=== Data in this exercise ===

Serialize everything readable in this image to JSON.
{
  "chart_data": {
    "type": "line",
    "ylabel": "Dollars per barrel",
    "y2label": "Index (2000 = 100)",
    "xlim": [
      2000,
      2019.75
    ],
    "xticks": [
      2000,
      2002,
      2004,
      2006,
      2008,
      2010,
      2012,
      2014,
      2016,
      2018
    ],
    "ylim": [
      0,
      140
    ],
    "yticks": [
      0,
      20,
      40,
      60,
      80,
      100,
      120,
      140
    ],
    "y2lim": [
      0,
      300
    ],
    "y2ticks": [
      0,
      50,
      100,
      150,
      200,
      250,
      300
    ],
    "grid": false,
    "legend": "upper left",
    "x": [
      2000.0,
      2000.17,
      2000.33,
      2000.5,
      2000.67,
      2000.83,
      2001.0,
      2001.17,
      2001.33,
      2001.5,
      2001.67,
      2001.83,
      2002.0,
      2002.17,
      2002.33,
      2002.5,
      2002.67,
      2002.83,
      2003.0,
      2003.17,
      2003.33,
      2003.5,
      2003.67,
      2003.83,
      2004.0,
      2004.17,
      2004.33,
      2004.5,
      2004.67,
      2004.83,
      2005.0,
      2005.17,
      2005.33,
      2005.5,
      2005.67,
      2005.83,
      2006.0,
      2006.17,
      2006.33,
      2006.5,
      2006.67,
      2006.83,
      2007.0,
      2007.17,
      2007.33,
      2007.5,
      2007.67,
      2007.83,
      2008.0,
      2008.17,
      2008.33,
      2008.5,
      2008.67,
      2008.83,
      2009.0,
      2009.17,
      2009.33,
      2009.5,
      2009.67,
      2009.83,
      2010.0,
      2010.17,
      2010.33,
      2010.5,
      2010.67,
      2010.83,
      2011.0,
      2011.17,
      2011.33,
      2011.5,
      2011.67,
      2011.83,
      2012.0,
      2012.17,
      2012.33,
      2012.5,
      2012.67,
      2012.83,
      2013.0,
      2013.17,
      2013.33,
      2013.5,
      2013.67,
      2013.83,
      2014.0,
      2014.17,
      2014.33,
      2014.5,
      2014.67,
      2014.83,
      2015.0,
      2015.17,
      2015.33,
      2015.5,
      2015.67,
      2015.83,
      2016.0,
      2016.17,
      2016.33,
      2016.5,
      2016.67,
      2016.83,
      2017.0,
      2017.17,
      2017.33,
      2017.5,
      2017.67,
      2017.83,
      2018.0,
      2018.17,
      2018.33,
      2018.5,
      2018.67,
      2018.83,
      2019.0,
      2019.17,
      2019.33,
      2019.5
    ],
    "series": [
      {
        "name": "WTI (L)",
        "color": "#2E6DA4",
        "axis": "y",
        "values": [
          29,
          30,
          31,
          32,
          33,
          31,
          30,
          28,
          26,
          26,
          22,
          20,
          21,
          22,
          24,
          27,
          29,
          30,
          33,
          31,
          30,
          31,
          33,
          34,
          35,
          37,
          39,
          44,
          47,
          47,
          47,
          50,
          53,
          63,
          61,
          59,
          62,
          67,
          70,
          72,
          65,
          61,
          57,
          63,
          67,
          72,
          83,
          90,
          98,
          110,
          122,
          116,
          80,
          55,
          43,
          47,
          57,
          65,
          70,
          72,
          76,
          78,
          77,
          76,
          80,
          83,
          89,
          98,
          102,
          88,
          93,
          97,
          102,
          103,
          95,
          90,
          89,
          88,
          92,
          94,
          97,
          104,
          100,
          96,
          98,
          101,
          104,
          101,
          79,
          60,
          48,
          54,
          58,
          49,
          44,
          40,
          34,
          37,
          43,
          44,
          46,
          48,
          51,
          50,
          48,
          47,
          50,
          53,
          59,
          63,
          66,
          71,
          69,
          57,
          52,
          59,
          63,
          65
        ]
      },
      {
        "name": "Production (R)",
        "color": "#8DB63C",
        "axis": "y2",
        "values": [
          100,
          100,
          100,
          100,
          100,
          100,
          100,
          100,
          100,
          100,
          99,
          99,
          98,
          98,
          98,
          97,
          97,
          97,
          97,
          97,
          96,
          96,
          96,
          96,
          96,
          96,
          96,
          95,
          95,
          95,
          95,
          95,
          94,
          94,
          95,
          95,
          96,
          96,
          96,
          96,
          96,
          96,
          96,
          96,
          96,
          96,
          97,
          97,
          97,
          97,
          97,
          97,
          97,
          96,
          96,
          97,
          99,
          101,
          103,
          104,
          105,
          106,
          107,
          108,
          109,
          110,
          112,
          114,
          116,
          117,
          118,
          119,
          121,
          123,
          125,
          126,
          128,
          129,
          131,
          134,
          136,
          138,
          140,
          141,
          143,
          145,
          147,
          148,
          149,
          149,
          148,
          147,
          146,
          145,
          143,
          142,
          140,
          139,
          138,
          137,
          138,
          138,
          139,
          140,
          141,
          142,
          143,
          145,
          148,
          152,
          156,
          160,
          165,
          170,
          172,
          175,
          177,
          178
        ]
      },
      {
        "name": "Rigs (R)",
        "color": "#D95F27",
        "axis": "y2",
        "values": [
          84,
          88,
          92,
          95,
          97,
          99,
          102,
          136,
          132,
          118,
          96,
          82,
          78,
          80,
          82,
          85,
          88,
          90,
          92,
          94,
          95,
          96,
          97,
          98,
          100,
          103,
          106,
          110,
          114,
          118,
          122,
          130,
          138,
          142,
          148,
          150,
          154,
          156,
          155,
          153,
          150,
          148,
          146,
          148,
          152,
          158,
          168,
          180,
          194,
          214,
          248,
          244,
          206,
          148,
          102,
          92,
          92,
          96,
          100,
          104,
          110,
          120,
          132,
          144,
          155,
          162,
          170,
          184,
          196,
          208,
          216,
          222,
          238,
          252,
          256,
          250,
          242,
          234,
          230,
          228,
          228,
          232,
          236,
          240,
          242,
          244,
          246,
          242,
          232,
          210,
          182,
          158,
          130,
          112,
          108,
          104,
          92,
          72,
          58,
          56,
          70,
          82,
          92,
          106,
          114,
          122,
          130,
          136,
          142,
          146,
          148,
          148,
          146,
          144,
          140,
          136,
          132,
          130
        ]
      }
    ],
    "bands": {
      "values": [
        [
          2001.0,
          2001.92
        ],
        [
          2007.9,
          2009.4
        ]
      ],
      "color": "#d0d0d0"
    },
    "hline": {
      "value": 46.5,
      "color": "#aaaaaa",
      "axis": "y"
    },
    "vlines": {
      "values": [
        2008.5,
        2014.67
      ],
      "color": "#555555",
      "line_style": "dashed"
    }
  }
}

=== What is required ===
What is needed here is an exact reproduction of all the entries.

=== Answer to the problem ===
Serialize everything readable in this image to JSON.
{
  "chart_data": {
    "type": "line",
    "ylabel": "Dollars per barrel",
    "y2label": "Index (2000 = 100)",
    "xlim": [
      2000,
      2019.75
    ],
    "xticks": [
      2000,
      2002,
      2004,
      2006,
      2008,
      2010,
      2012,
      2014,
      2016,
      2018
    ],
    "ylim": [
      0,
      140
    ],
    "yticks": [
      0,
      20,
      40,
      60,
      80,
      100,
      120,
      140
    ],
    "y2lim": [
      0,
      300
    ],
    "y2ticks": [
      0,
      50,
      100,
      150,
      200,
      250,
      300
    ],
    "grid": false,
    "legend": "upper left",
    "x": [
      2000.0,
      2000.17,
      2000.33,
      2000.5,
      2000.67,
      2000.83,
      2001.0,
      2001.17,
      2001.33,
      2001.5,
      2001.67,
      2001.83,
      2002.0,
      2002.17,
      2002.33,
      2002.5,
      2002.67,
      2002.83,
      2003.0,
      2003.17,
      2003.33,
      2003.5,
      2003.67,
      2003.83,
      2004.0,
      2004.17,
      2004.33,
      2004.5,
      2004.67,
      2004.83,
      2005.0,
      2005.17,
      2005.33,
      2005.5,
      2005.67,
      2005.83,
      2006.0,
      2006.17,
      2006.33,
      2006.5,
      2006.67,
      2006.83,
      2007.0,
      2007.17,
      2007.33,
      2007.5,
      2007.67,
      2007.83,
      2008.0,
      2008.17,
      2008.33,
      2008.5,
      2008.67,
      2008.83,
      2009.0,
      2009.17,
      2009.33,
      2009.5,
      2009.67,
      2009.83,
      2010.0,
      2010.17,
      2010.33,
      2010.5,
      2010.67,
      2010.83,
      2011.0,
      2011.17,
      2011.33,
      2011.5,
      2011.67,
      2011.83,
      2012.0,
      2012.17,
      2012.33,
      2012.5,
      2012.67,
      2012.83,
      2013.0,
      2013.17,
      2013.33,
      2013.5,
      2013.67,
      2013.83,
      2014.0,
      2014.17,
      2014.33,
      2014.5,
      2014.67,
      2014.83,
      2015.0,
      2015.17,
      2015.33,
      2015.5,
      2015.67,
      2015.83,
      2016.0,
      2016.17,
      2016.33,
      2016.5,
      2016.67,
      2016.83,
      2017.0,
      2017.17,
      2017.33,
      2017.5,
      2017.67,
      2017.83,
      2018.0,
      2018.17,
      2018.33,
      2018.5,
      2018.67,
      2018.83,
      2019.0,
      2019.17,
      2019.33,
      2019.5
    ],
    "series": [
      {
        "name": "WTI (L)",
        "color": "#2E6DA4",
        "axis": "y",
        "values": [
          29,
          30,
          31,
          32,
          33,
          31,
          30,
          28,
          26,
          26,
          22,
          20,
          21,
          22,
          24,
          27,
          29,
          30,
          33,
          31,
          30,
          31,
          33,
          34,
          35,
          37,
          39,
          44,
          47,
          47,
          47,
          50,
          53,
          63,
          61,
          59,
          62,
          67,
          70,
          72,
          65,
          61,
          57,
          63,
          67,
          72,
          83,
          90,
          98,
          110,
          122,
          116,
          80,
          55,
          43,
          47,
          57,
          65,
          70,
          72,
          76,
          78,
          77,
          76,
          80,
          83,
          89,
          98,
          102,
          88,
          93,
          97,
          102,
          103,
          95,
          90,
          89,
          88,
          92,
          94,
          97,
          104,
          100,
          96,
          98,
          101,
          104,
          101,
          79,
          60,
          48,
          54,
          58,
          49,
          44,
          40,
          34,
          37,
          43,
          44,
          46,
          48,
          51,
          50,
          48,
          47,
          50,
          53,
          59,
          63,
          66,
          71,
          69,
          57,
          52,
          59,
          63,
          65
        ]
      },
      {
        "name": "Production (R)",
        "color": "#8DB63C",
        "axis": "y2",
        "values": [
          100,
          100,
          100,
          100,
          100,
          100,
          100,
          100,
          100,
          100,
          99,
          99,
          98,
          98,
          98,
          97,
          97,
          97,
          97,
          97,
          96,
          96,
          96,
          96,
          96,
          96,
          96,
          95,
          95,
          95,
          95,
          95,
          94,
          94,
          95,
          95,
          96,
          96,
          96,
          96,
          96,
          96,
          96,
          96,
          96,
          96,
          97,
          97,
          97,
          97,
          97,
          97,
          97,
          96,
          96,
          97,
          99,
          101,
          103,
          104,
          105,
          106,
          107,
          108,
          109,
          110,
          112,
          114,
          116,
          117,
          118,
          119,
          121,
          123,
          125,
          126,
          128,
          129,
          131,
          134,
          136,
          138,
          140,
          141,
          143,
          145,
          147,
          148,
          149,
          149,
          148,
          147,
          146,
          145,
          143,
          142,
          140,
          139,
          138,
          137,
          138,
          138,
          139,
          140,
          141,
          142,
          143,
          145,
          148,
          152,
          156,
          160,
          165,
          170,
          172,
          175,
          177,
          178
        ]
      },
      {
        "name": "Rigs (R)",
        "color": "#D95F27",
        "axis": "y2",
        "values": [
          84,
          88,
          92,
          95,
          97,
          99,
          102,
          136,
          132,
          118,
          96,
          82,
          78,
          80,
          82,
          85,
          88,
          90,
          92,
          94,
          95,
          96,
          97,
          98,
          100,
          103,
          106,
          110,
          114,
          118,
          122,
          130,
          138,
          142,
          148,
          150,
          154,
          156,
          155,
          153,
          150,
          148,
          146,
          148,
          152,
          158,
          168,
          180,
          194,
          214,
          248,
          244,
          206,
          148,
          102,
          92,
          92,
          96,
          100,
          104,
          110,
          120,
          132,
          144,
          155,
          162,
          170,
          184,
          196,
          208,
          216,
          222,
          238,
          252,
          256,
          250,
          242,
          234,
          230,
          228,
          228,
          232,
          236,
          240,
          242,
          244,
          246,
          242,
          232,
          210,
          182,
          158,
          130,
          112,
          108,
          104,
          92,
          72,
          58,
          56,
          70,
          82,
          92,
          106,
          114,
          122,
          130,
          136,
          142,
          146,
          148,
          148,
          146,
          144,
          140,
          136,
          132,
          130
        ]
      }
    ],
    "bands": {
      "values": [
        [
          2001.0,
          2001.92
        ],
        [
          2007.9,
          2009.4
        ]
      ],
      "color": "#d0d0d0"
    },
    "hline": {
      "value": 46.5,
      "color": "#aaaaaa",
      "axis": "y"
    },
    "vlines": {
      "values": [
        2008.5,
        2014.67
      ],
      "color": "#555555",
      "line_style": "dashed"
    }
  }
}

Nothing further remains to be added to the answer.